Exercise objective: Look through the data below. Pick out the lines holding the string "Heliocentric".
-------------------------
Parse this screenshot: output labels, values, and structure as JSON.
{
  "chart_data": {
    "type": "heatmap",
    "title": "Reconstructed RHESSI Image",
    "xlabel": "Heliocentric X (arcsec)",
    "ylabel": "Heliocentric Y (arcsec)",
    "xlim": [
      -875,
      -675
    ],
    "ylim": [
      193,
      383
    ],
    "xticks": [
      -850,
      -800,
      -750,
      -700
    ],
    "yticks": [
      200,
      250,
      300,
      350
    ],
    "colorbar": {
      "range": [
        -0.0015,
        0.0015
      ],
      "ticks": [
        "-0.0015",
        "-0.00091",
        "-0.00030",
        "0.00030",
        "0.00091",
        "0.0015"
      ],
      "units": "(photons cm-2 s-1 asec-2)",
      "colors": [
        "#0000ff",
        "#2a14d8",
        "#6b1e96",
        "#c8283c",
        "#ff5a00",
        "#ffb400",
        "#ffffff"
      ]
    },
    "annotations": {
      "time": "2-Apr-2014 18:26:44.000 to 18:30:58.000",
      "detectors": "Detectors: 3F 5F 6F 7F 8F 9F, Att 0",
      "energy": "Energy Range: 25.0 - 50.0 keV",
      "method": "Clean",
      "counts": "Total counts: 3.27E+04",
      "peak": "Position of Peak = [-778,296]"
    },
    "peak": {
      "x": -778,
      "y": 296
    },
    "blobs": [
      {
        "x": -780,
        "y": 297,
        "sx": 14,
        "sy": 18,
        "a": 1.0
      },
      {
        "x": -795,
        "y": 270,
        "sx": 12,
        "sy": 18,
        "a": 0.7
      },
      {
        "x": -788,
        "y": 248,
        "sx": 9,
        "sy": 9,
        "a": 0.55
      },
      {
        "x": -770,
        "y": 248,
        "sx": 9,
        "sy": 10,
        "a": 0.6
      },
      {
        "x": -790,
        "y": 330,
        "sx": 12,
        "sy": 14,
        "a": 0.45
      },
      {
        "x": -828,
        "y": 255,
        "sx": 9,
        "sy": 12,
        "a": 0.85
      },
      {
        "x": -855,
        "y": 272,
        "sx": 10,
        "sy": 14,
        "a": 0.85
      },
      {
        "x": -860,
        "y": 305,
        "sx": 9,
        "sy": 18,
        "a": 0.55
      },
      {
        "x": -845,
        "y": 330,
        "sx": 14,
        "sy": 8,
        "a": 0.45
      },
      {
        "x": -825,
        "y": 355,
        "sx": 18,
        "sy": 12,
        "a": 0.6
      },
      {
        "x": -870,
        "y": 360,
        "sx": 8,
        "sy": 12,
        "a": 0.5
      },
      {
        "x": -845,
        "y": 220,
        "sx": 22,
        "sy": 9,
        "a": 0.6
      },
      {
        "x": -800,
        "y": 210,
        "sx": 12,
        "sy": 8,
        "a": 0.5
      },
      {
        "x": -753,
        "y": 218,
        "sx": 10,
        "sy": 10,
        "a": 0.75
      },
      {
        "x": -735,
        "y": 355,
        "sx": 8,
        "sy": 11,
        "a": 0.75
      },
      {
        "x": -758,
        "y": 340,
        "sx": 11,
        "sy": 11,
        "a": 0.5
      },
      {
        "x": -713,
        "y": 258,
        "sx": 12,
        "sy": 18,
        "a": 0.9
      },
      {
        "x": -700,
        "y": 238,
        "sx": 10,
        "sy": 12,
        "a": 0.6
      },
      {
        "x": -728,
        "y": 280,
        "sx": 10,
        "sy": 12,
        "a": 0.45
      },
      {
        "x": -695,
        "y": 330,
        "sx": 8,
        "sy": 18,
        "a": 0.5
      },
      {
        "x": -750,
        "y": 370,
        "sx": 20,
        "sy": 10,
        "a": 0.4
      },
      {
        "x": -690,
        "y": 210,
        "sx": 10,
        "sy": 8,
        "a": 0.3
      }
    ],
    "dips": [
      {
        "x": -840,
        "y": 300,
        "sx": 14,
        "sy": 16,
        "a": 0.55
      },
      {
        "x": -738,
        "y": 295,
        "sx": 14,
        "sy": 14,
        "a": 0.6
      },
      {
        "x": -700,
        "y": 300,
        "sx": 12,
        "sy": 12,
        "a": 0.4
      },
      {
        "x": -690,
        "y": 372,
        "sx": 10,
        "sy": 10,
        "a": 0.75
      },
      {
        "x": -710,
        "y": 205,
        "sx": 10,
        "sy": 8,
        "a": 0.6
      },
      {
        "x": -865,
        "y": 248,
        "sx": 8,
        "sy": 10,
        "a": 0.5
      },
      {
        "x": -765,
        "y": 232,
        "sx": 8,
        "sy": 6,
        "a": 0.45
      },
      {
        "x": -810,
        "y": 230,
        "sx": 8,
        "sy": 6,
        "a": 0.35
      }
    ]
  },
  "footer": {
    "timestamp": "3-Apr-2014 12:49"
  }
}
-------------------------
Answer for the task:
    "xlabel": "Heliocentric X (arcsec)",
    "ylabel": "Heliocentric Y (arcsec)",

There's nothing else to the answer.